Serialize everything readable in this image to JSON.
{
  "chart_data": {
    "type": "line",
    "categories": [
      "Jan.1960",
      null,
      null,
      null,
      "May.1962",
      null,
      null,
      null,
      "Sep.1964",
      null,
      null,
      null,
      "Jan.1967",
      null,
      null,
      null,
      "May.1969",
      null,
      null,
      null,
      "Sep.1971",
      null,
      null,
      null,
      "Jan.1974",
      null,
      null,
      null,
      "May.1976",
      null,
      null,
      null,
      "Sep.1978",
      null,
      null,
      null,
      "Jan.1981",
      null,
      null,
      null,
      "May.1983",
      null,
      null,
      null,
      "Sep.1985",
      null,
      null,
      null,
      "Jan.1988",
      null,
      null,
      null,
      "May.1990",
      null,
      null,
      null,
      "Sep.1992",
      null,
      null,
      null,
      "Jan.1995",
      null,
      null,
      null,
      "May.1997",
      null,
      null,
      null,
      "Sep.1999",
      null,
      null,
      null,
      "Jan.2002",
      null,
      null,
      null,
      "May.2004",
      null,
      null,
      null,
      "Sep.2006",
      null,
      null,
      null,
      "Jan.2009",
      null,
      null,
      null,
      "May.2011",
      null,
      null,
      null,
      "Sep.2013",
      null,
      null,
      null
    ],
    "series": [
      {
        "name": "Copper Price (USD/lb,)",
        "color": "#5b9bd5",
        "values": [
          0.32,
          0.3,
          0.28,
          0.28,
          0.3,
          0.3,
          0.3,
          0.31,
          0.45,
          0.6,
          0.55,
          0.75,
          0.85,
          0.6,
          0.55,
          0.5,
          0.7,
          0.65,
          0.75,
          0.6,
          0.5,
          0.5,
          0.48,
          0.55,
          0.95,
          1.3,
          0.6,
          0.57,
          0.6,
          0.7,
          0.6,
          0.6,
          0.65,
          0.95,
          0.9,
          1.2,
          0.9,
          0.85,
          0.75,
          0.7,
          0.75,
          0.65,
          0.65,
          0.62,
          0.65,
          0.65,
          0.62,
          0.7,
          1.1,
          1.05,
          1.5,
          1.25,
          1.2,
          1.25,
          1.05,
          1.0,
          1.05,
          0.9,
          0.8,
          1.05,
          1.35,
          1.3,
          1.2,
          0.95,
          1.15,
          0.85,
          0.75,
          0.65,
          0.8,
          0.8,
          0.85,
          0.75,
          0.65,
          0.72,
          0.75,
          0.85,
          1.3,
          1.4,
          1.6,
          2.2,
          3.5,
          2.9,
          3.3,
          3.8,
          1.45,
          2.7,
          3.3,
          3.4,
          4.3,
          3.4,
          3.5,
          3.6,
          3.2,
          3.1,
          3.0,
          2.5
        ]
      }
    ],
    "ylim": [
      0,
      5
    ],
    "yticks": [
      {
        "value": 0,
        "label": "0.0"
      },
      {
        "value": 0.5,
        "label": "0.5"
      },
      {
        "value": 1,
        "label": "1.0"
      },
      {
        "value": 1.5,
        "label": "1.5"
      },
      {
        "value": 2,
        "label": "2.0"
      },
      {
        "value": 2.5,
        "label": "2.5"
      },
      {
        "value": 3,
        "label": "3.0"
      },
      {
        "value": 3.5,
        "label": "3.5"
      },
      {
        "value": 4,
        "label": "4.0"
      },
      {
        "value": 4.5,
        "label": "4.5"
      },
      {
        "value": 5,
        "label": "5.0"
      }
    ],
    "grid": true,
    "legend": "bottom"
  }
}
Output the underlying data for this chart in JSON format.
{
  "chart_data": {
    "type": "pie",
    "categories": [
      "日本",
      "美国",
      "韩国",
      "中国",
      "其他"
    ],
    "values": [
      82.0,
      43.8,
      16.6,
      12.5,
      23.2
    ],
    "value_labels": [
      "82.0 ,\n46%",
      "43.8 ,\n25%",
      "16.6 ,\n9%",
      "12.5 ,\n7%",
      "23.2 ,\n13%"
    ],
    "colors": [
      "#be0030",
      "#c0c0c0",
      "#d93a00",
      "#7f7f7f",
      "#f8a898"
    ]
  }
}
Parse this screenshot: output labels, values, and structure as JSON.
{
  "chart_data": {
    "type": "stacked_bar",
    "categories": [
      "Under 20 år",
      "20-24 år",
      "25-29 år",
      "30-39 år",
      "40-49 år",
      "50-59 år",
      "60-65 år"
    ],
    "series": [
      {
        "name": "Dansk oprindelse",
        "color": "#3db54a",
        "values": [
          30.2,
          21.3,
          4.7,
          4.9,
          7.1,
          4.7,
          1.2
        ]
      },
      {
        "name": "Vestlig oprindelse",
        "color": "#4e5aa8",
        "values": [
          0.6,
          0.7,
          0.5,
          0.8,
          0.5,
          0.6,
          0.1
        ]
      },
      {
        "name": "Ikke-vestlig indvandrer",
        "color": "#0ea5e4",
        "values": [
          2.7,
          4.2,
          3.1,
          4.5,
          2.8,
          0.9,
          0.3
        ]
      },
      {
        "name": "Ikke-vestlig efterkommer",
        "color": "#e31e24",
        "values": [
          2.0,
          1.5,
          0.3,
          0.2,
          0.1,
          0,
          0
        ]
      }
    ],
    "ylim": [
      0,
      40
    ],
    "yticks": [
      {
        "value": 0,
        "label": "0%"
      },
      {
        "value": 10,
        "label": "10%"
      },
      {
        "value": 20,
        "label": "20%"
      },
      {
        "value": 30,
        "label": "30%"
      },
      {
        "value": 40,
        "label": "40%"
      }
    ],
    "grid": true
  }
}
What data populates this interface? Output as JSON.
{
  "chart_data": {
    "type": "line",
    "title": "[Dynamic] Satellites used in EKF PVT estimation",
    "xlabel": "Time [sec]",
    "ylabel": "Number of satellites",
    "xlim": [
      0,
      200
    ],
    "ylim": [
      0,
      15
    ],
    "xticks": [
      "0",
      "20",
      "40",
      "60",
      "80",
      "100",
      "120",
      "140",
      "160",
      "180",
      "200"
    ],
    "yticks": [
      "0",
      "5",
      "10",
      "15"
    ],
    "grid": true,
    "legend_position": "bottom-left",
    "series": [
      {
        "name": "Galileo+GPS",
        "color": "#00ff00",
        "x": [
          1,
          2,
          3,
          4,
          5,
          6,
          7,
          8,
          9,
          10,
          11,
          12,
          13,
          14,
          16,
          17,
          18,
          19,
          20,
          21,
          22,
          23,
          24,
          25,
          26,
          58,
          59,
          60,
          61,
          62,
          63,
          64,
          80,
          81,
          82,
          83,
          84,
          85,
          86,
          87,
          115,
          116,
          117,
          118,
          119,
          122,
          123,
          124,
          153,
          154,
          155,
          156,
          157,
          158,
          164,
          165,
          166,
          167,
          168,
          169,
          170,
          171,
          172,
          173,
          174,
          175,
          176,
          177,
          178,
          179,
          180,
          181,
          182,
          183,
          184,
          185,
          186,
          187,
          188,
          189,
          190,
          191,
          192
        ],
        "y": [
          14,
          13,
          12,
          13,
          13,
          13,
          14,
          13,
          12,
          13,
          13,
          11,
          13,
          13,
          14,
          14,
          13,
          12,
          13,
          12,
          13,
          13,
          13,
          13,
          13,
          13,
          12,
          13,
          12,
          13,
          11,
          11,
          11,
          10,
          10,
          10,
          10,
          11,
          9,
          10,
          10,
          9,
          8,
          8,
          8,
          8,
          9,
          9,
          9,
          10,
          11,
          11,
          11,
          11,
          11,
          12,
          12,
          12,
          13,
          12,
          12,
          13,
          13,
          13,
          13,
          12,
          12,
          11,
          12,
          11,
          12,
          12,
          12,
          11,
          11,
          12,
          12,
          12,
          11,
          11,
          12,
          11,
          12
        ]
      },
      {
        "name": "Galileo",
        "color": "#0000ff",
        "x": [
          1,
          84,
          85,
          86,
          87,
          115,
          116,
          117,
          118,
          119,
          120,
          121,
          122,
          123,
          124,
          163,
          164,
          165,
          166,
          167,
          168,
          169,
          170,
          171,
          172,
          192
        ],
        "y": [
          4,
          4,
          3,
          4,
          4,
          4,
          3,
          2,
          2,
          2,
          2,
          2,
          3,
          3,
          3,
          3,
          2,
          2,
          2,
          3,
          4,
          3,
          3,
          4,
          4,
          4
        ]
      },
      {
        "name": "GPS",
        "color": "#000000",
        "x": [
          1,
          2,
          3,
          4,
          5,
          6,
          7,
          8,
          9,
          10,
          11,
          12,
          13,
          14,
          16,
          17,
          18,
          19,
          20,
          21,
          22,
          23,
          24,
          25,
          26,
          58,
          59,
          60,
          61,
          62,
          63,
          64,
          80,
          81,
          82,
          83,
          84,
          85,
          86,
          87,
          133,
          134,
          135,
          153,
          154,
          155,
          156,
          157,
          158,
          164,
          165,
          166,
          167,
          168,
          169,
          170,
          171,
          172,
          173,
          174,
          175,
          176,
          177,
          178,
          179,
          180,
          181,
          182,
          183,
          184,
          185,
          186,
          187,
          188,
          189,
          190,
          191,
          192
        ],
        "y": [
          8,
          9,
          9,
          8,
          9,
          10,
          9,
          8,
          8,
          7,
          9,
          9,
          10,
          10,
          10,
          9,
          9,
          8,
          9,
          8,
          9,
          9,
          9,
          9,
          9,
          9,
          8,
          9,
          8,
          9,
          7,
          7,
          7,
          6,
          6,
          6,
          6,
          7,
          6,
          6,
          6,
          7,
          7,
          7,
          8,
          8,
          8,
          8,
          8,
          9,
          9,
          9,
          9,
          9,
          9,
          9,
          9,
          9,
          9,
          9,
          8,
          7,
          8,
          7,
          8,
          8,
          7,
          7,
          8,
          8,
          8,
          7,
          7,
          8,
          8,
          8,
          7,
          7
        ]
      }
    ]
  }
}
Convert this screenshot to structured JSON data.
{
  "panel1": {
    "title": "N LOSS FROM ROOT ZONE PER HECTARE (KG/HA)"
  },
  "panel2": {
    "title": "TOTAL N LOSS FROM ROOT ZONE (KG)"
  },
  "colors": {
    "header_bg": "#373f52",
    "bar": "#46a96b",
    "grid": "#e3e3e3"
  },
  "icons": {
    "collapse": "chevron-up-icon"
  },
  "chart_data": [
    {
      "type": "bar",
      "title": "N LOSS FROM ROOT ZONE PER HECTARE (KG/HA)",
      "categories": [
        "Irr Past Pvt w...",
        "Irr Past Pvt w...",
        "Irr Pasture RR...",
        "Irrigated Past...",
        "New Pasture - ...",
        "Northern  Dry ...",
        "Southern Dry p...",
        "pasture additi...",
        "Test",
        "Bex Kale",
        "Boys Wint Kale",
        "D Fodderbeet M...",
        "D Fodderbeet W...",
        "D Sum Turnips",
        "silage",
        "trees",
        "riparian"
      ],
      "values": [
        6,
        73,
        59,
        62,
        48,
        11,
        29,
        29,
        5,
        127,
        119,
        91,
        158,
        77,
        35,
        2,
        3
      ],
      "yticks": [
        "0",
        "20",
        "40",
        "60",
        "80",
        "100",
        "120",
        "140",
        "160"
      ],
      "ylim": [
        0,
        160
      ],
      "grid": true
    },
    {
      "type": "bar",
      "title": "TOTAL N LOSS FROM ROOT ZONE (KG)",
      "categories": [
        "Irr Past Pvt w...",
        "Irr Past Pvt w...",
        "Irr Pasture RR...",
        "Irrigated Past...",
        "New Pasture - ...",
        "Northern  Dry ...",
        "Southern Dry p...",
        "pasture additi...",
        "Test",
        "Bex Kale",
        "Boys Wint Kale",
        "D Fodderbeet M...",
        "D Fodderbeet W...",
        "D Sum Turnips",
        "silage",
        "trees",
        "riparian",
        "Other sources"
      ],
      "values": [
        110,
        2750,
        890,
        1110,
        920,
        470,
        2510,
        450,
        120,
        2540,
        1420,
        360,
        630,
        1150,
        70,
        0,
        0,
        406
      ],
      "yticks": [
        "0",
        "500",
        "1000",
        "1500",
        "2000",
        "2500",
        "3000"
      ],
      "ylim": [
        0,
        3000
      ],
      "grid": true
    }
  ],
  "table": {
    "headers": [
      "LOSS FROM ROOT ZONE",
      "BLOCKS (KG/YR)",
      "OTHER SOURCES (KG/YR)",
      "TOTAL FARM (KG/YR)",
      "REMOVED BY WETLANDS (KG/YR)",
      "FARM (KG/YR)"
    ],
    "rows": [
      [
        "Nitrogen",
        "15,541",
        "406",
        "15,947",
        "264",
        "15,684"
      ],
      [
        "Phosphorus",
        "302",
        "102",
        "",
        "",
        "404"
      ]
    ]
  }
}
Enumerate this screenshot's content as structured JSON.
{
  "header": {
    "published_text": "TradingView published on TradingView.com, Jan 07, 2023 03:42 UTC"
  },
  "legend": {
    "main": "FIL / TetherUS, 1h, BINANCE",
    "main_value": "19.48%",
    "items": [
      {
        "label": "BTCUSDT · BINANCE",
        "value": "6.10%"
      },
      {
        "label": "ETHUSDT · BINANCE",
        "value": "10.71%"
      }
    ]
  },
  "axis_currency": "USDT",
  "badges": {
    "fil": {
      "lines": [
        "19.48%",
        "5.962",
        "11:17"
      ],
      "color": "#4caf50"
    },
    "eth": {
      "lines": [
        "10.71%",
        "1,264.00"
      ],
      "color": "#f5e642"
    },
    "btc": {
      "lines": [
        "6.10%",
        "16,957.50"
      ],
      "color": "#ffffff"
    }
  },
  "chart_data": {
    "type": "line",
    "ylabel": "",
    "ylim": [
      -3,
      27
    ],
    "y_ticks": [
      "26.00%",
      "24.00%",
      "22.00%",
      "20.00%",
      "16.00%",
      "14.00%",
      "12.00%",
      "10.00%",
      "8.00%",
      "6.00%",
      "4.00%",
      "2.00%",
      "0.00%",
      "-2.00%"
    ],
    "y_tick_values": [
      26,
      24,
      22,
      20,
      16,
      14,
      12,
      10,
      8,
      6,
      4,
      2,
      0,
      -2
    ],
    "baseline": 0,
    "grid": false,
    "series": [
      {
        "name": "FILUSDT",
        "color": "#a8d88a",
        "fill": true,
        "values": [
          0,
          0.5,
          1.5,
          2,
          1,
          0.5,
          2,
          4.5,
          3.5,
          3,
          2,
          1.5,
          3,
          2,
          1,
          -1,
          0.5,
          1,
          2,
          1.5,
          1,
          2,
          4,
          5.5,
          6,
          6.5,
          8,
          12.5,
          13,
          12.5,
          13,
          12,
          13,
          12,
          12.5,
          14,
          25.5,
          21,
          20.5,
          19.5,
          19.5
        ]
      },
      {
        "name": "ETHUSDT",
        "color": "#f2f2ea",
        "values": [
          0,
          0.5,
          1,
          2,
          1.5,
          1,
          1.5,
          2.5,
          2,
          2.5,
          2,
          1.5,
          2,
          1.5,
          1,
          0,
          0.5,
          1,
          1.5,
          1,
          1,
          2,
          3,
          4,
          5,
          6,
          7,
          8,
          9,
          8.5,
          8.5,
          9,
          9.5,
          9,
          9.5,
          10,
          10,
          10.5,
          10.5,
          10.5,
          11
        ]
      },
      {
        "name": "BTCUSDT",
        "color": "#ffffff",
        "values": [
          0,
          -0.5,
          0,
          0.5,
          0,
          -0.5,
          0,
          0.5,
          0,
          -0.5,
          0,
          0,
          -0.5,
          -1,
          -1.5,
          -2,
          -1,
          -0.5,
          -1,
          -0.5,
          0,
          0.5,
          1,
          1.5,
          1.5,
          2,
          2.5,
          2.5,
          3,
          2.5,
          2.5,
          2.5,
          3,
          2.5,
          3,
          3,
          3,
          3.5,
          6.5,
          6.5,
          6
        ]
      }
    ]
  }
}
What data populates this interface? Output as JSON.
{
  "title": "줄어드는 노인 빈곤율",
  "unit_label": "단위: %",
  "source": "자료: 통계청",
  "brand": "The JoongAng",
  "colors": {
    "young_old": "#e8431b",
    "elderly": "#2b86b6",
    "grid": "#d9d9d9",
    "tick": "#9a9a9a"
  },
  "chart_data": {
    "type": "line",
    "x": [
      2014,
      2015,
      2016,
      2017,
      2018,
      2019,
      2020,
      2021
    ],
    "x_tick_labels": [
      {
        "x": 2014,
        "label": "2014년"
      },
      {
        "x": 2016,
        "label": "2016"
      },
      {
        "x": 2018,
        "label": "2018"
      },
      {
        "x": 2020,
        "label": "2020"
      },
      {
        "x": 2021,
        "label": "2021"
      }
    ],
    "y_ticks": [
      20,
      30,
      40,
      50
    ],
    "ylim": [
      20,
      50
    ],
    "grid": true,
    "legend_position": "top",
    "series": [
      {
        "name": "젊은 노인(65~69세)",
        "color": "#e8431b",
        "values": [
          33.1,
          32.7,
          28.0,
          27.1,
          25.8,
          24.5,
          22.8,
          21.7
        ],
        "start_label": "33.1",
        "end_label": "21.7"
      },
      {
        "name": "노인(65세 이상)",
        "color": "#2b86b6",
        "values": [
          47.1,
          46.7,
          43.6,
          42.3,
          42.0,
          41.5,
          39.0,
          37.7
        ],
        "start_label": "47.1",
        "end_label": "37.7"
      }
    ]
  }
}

◆ TASK DETAILS ◆
Return each line with "structured".

◆ RESULT OF THIS TASK ◆
Convert this screenshot to structured JSON data.
Enumerate this screenshot's content as structured JSON.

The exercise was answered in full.